■ **Task to complete**
Each line that holds the word "Three" counts once; report how many lines do so and nothing else.

Records from a collection of figures:
+ + + + + + +

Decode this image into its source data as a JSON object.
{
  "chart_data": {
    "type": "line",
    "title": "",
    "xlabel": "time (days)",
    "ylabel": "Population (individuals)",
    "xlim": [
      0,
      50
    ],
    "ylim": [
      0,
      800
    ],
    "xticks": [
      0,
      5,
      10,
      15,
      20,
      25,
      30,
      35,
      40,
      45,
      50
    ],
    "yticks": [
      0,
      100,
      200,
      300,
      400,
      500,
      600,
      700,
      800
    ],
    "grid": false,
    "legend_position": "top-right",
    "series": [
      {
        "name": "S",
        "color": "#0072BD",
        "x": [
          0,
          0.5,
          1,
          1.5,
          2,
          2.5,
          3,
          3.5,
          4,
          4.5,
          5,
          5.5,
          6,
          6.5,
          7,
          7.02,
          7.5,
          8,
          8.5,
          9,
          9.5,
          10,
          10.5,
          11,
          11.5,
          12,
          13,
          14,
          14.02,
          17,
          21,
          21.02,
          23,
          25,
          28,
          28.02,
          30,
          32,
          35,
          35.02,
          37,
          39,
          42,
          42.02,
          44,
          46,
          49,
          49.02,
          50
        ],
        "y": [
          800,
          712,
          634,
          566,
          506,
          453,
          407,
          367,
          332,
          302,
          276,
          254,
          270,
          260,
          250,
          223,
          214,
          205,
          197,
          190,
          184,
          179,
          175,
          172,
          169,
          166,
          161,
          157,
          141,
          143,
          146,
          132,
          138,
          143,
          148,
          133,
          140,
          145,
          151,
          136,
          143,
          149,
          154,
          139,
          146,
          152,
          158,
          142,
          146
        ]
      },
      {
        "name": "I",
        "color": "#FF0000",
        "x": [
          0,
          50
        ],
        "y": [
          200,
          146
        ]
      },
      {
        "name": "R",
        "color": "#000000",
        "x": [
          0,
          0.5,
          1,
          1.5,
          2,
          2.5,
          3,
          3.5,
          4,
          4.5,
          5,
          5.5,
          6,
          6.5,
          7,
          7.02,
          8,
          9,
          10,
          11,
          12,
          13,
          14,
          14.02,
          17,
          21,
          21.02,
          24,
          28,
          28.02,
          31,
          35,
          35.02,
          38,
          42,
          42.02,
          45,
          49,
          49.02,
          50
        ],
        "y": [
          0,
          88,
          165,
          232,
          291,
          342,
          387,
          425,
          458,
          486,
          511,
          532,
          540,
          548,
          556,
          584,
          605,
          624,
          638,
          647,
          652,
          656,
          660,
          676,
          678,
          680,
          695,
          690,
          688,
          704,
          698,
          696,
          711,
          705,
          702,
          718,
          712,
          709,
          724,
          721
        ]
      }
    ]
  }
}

+ + + + + + +

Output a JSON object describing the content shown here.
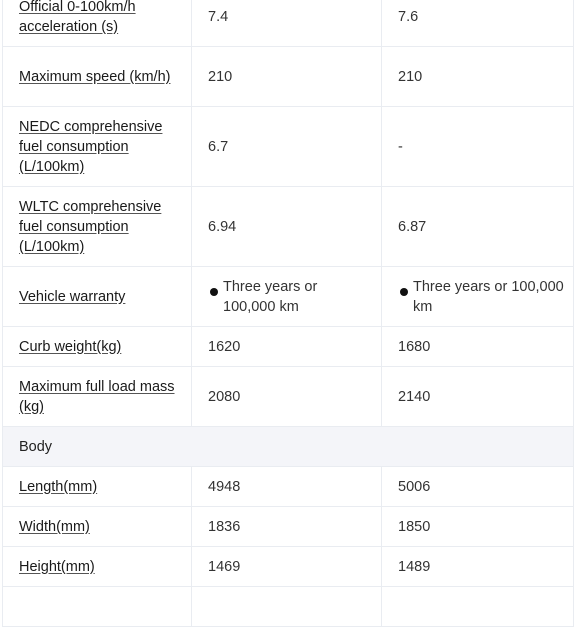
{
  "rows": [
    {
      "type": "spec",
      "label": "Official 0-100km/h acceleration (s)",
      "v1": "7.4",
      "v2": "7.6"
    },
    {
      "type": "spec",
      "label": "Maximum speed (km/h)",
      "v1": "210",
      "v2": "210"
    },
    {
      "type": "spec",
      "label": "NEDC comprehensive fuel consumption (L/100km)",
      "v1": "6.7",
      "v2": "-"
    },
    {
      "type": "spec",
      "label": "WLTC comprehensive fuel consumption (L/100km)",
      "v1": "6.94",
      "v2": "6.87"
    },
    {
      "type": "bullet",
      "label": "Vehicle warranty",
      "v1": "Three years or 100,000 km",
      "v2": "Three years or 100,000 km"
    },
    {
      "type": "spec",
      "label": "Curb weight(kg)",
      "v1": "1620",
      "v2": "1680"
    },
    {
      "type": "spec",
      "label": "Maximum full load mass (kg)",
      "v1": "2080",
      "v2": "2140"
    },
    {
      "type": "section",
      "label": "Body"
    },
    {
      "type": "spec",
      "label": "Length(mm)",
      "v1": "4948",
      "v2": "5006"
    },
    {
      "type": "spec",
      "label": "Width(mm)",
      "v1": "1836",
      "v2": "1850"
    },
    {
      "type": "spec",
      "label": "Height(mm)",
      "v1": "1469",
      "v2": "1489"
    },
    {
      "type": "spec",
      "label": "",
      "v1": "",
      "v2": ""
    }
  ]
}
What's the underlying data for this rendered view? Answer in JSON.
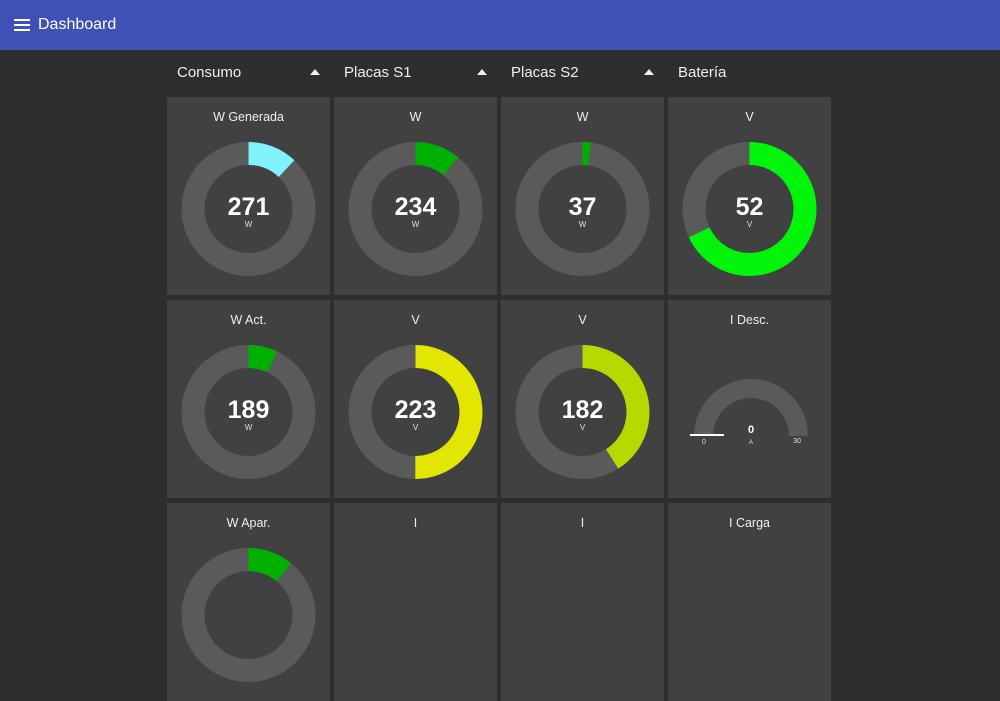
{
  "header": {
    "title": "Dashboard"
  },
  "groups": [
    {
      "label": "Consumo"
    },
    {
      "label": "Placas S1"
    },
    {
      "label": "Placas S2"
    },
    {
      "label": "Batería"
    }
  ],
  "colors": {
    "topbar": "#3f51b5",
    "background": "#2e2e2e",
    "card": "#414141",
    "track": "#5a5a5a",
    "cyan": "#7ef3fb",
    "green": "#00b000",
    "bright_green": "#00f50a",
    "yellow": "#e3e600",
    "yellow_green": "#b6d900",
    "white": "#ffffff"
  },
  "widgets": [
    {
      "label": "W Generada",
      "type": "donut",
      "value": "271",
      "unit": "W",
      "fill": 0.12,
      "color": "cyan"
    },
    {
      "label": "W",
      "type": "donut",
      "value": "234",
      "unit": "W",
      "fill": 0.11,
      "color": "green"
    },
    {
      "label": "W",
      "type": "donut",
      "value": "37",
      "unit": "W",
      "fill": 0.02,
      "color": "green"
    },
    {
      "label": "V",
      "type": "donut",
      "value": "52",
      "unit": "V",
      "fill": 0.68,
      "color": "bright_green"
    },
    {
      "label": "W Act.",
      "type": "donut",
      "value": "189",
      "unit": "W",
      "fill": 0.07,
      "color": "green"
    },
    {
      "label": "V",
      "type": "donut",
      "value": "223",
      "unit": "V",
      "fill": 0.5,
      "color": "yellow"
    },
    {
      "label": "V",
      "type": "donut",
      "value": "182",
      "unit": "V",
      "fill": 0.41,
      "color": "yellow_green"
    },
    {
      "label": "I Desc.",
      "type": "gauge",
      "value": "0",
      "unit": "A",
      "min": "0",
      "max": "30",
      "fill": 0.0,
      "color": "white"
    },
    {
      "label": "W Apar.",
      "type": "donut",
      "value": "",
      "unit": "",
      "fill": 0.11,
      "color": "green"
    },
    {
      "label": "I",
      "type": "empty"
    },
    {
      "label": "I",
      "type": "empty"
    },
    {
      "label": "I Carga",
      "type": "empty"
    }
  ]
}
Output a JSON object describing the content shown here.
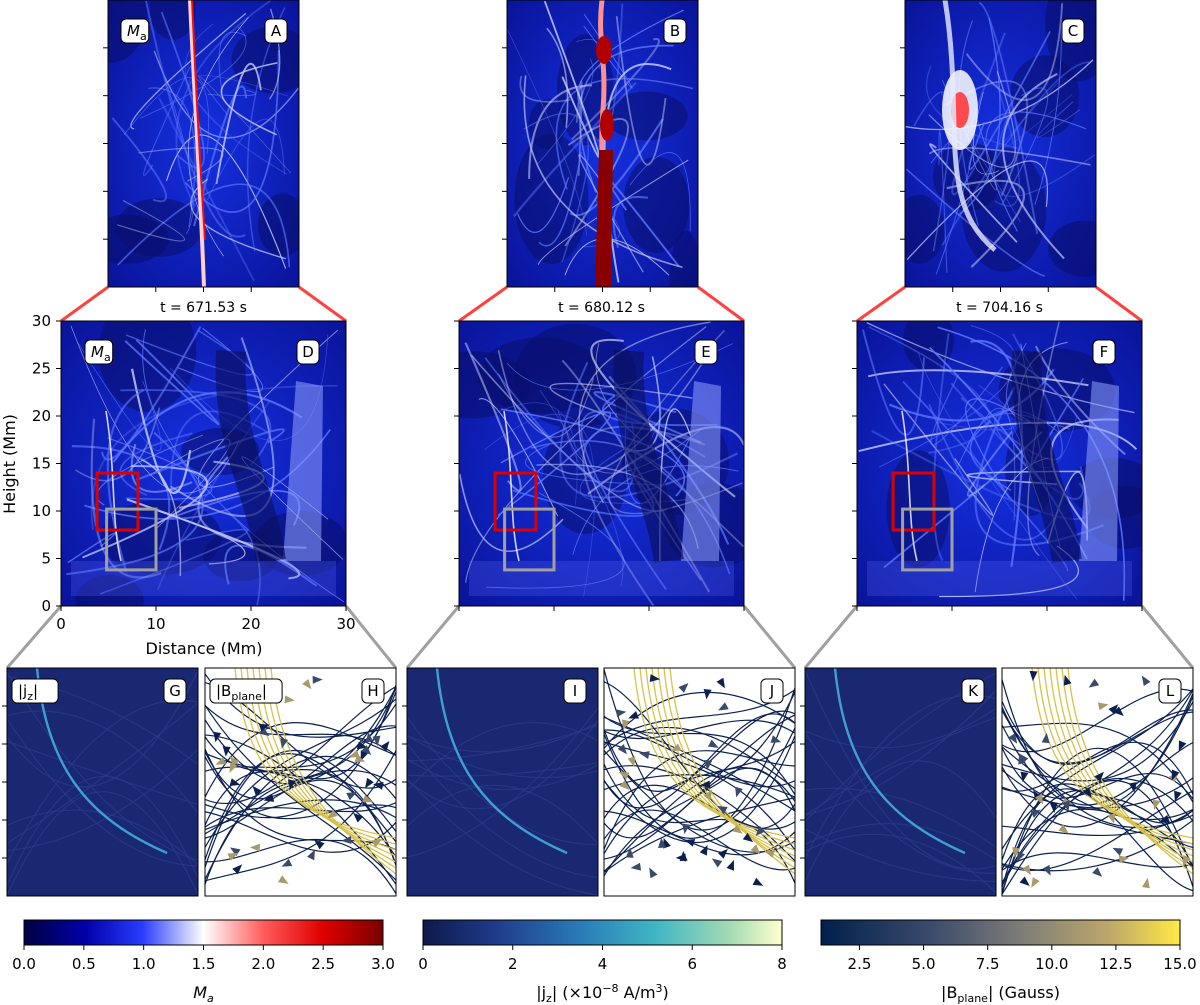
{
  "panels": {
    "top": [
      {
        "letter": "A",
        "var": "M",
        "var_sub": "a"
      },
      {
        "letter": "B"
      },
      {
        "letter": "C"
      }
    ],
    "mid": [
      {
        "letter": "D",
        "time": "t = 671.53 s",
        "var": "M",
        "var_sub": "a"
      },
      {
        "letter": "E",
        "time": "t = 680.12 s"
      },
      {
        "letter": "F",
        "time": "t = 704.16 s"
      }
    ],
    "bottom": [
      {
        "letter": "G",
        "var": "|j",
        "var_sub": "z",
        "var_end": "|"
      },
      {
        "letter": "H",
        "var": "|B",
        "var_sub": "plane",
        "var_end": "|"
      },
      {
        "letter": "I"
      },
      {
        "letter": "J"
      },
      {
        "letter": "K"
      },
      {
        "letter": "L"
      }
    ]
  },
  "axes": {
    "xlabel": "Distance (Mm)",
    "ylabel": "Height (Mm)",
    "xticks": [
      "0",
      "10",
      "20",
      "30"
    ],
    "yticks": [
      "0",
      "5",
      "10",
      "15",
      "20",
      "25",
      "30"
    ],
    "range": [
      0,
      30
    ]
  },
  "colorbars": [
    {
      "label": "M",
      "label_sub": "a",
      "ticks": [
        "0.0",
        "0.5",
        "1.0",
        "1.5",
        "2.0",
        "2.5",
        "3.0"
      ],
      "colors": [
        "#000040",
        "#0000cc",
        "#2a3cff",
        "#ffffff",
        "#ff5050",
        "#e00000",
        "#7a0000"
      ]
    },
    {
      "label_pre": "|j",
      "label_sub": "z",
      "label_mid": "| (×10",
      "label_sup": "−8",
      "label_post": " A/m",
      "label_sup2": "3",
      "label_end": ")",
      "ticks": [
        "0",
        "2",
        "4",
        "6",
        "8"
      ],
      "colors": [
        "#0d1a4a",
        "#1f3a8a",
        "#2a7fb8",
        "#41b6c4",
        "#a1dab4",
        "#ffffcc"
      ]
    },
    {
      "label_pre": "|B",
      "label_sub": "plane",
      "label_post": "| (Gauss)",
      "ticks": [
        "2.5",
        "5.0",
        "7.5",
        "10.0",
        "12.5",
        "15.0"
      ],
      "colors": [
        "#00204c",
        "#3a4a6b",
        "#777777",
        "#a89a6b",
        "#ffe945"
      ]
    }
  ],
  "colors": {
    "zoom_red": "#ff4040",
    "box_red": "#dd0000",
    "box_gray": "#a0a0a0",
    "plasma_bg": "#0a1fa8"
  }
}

+ + + + + + +

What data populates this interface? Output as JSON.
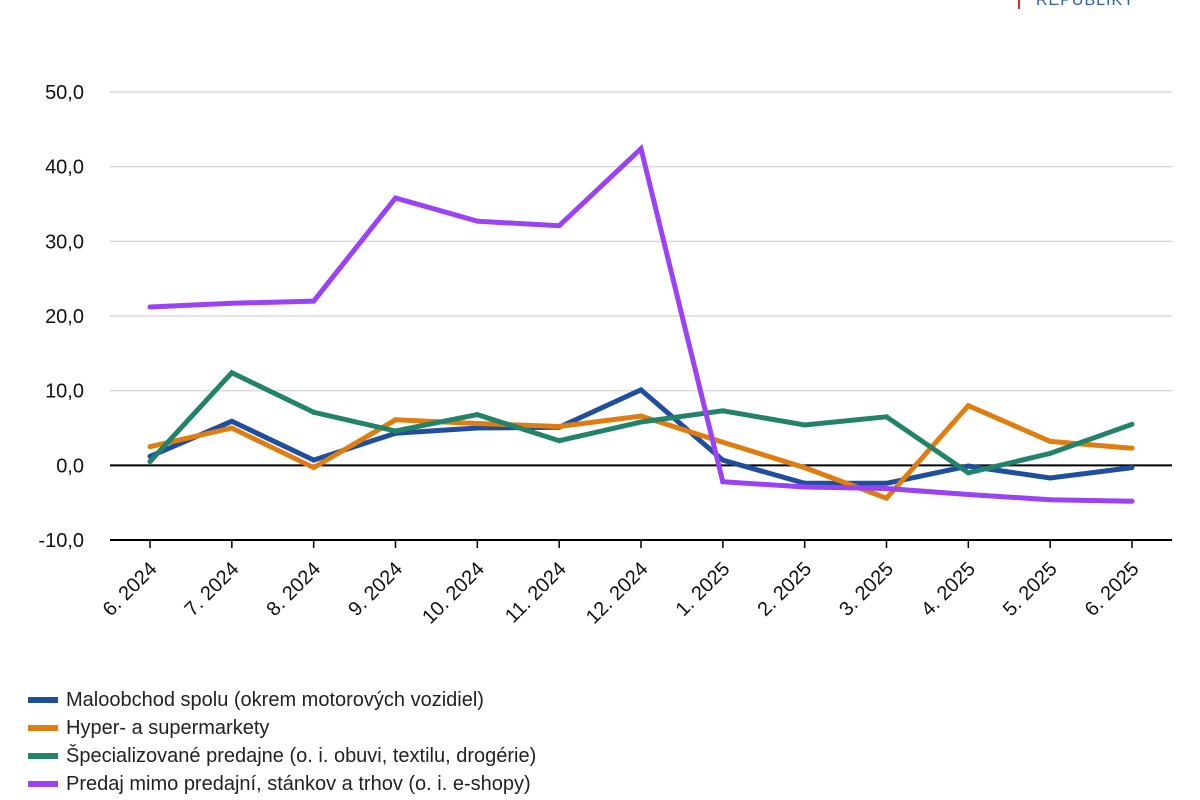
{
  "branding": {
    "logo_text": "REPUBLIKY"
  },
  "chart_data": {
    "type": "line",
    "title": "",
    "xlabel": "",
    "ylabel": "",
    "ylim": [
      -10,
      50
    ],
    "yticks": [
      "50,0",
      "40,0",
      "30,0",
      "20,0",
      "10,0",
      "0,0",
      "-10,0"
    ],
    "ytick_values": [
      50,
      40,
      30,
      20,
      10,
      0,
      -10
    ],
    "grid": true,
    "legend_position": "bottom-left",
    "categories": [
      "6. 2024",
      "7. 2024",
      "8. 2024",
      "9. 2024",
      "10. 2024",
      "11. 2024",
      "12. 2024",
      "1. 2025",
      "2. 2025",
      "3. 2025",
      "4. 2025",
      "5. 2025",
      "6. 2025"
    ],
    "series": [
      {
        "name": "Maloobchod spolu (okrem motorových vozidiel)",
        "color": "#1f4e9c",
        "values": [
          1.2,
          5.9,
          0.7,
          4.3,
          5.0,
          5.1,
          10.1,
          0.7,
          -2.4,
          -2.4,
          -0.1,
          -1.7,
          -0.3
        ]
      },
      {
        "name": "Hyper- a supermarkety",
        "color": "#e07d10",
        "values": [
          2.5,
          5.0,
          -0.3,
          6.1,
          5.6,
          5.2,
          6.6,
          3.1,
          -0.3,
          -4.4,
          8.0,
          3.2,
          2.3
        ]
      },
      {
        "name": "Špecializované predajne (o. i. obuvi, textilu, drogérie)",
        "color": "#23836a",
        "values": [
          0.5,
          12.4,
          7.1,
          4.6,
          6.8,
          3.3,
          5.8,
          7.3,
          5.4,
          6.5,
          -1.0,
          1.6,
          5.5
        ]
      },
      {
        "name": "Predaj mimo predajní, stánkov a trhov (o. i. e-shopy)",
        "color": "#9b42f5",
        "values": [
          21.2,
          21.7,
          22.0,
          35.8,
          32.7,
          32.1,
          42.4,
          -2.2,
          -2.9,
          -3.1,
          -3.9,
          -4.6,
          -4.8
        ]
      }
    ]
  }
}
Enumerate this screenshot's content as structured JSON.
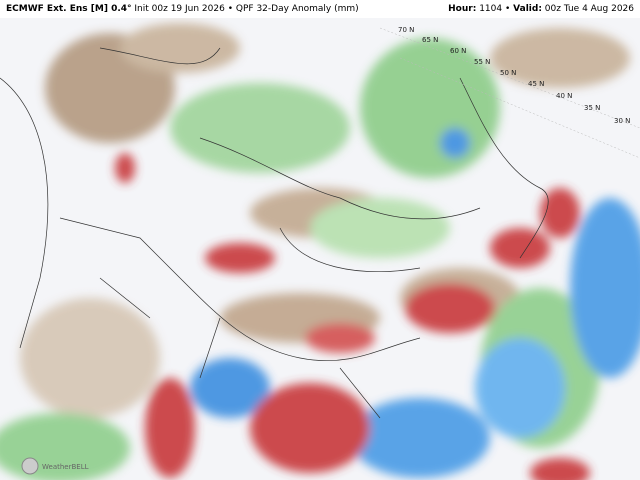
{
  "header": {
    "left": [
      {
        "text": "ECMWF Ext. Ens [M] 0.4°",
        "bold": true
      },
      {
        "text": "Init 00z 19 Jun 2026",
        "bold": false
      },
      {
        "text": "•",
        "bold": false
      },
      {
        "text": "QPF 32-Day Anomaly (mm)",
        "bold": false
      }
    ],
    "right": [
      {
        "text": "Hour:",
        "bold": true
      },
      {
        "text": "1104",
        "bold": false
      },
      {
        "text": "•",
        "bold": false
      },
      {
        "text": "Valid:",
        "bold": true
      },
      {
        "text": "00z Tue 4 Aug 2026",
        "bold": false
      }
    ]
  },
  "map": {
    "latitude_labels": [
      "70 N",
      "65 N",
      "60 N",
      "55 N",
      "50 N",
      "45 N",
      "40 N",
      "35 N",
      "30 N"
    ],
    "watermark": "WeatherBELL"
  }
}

+ + + + + + +

■ **Worked solution**
2